**Written problem**.
Keep only the lines of the data below that contain "force", and copy them.

▼▼▼

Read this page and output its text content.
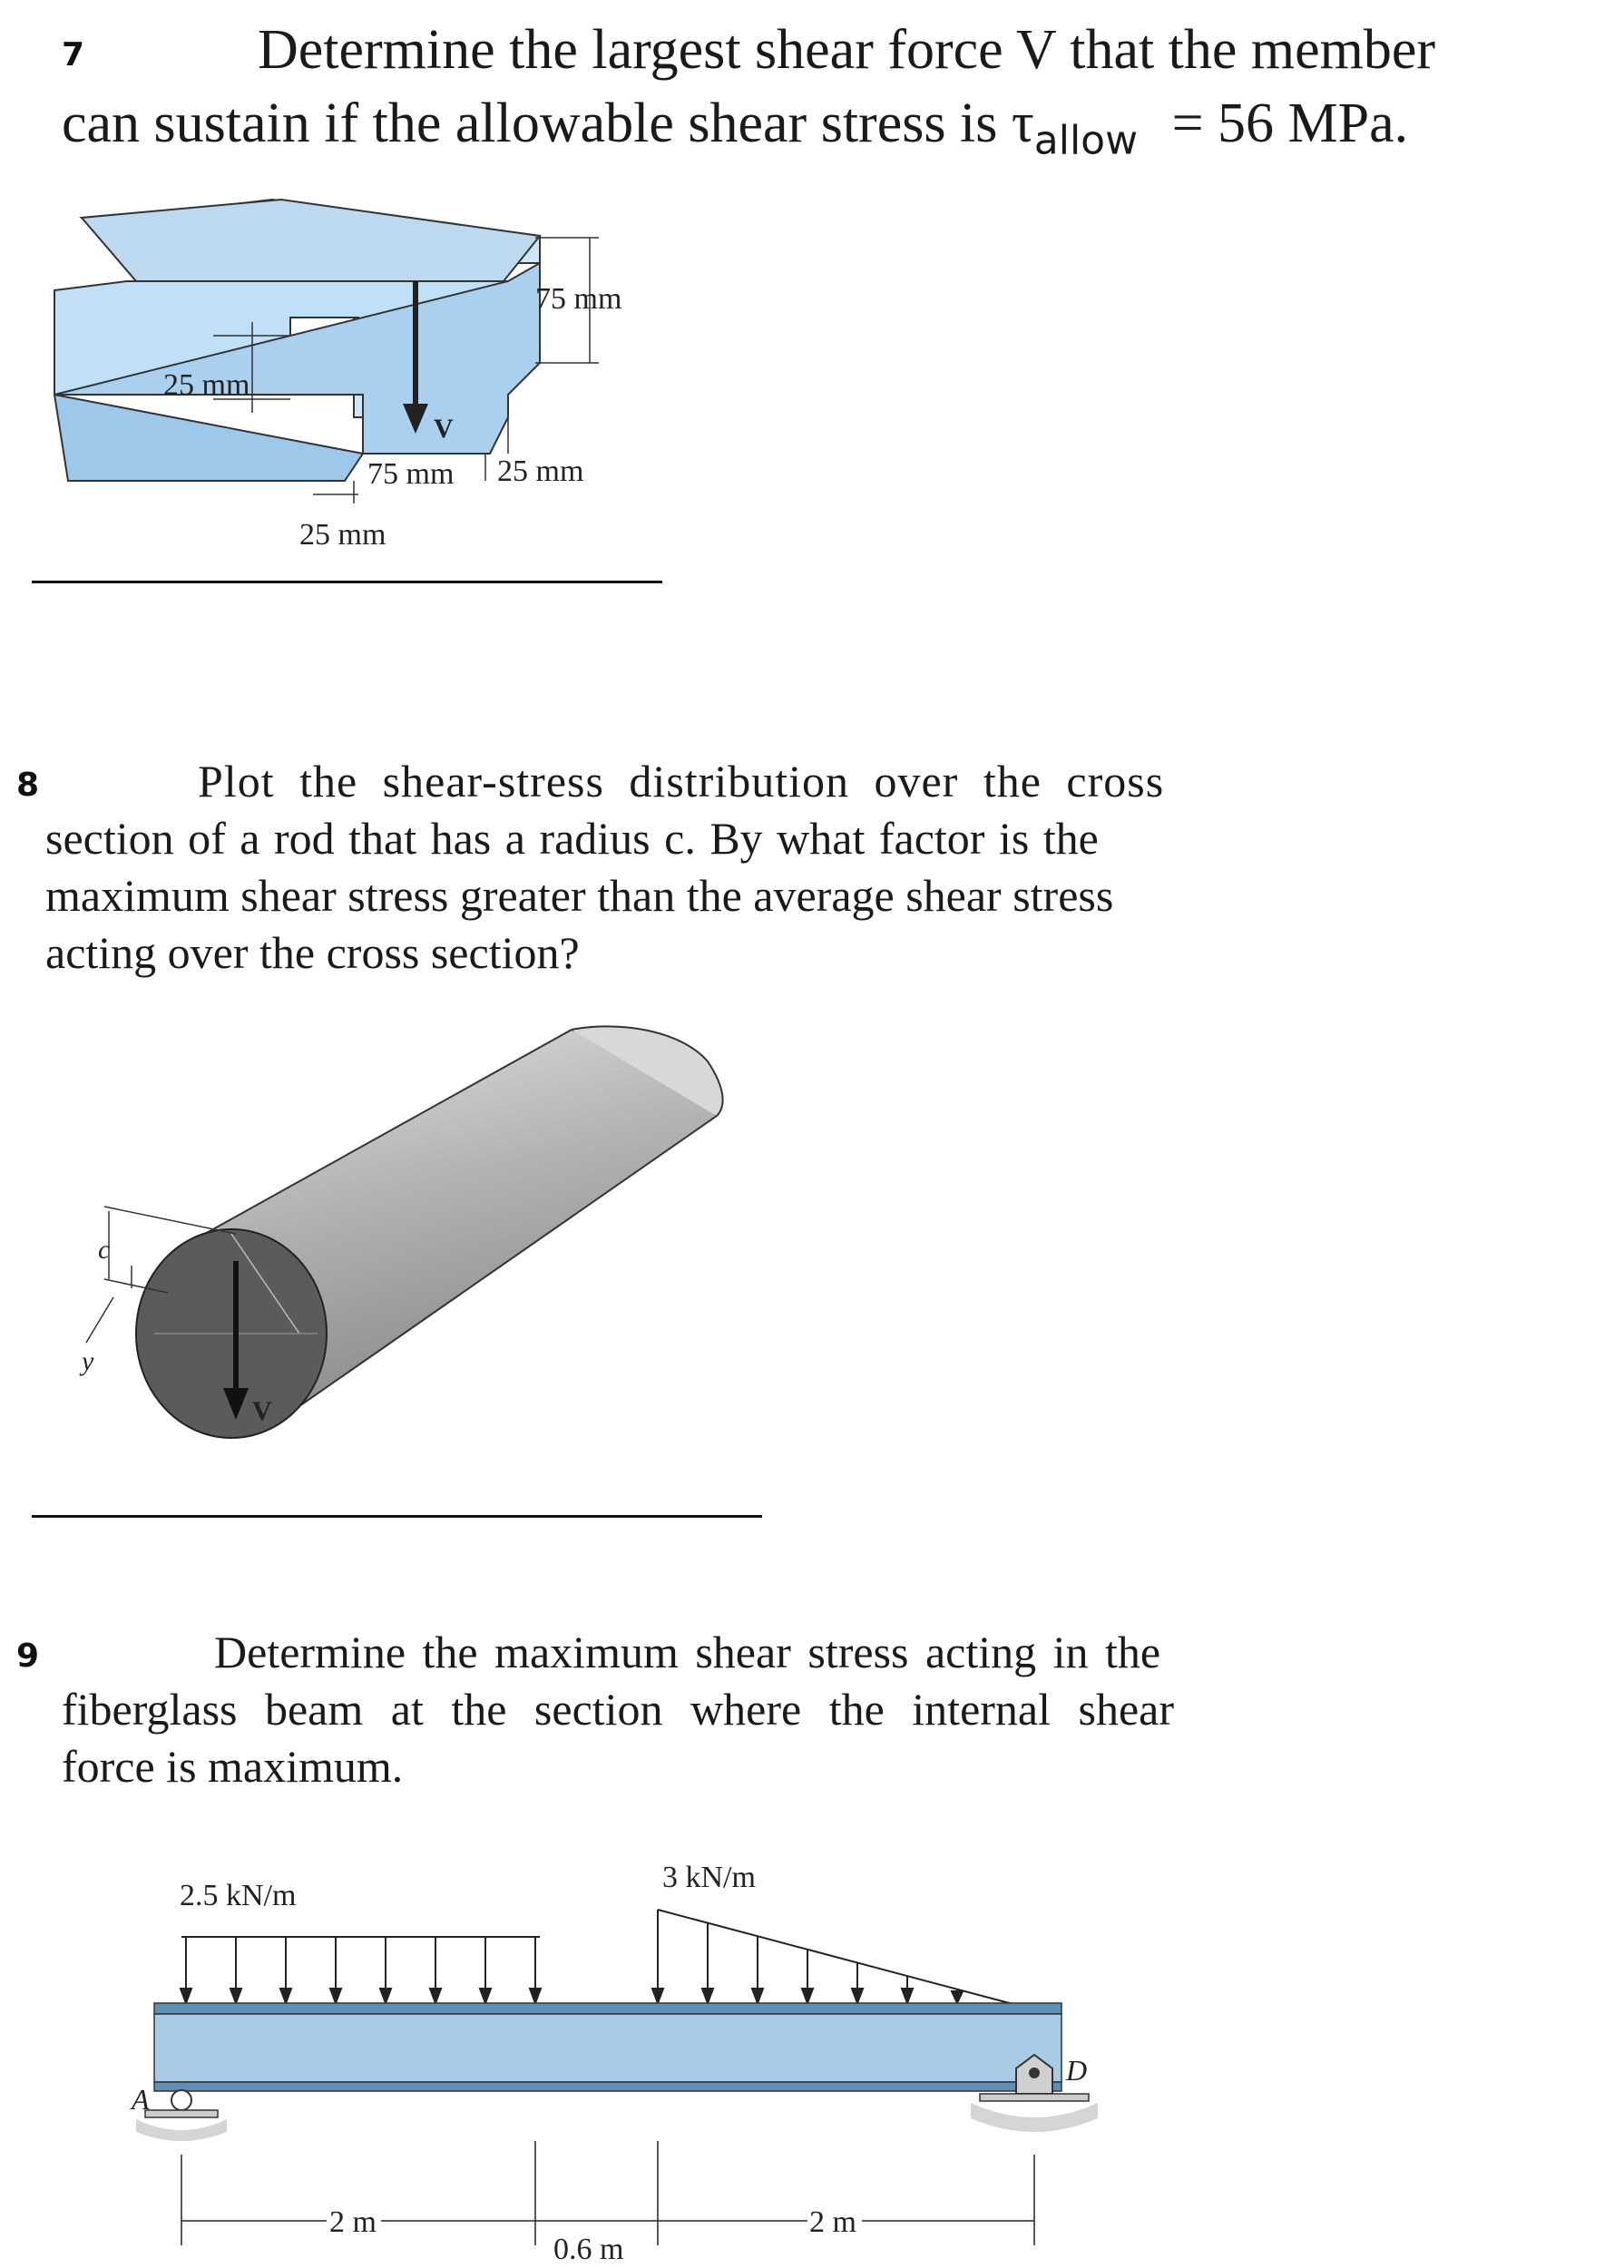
7	Determine the largest shear force V that the member
can sustain if the allowable shear stress is $\tau_{allow} = 56$ MPa.
V
75 mm
25 mm
75 mm 25 mm
25 mm
8	Plot the shear-stress distribution over the cross
section of a rod that has a radius c. By what factor is the
maximum shear stress greater than the average shear stress
acting over the cross section?
V
c
y
9	Determine the maximum shear stress acting in the
fiberglass beam at the section where the internal shear
force is maximum.
2.5 kN/m
3 kN/m
A
D
2 m
0.6 m
2 m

▲▲▲

**Worked solution**.
7	Determine the largest shear force V that the member
force is maximum.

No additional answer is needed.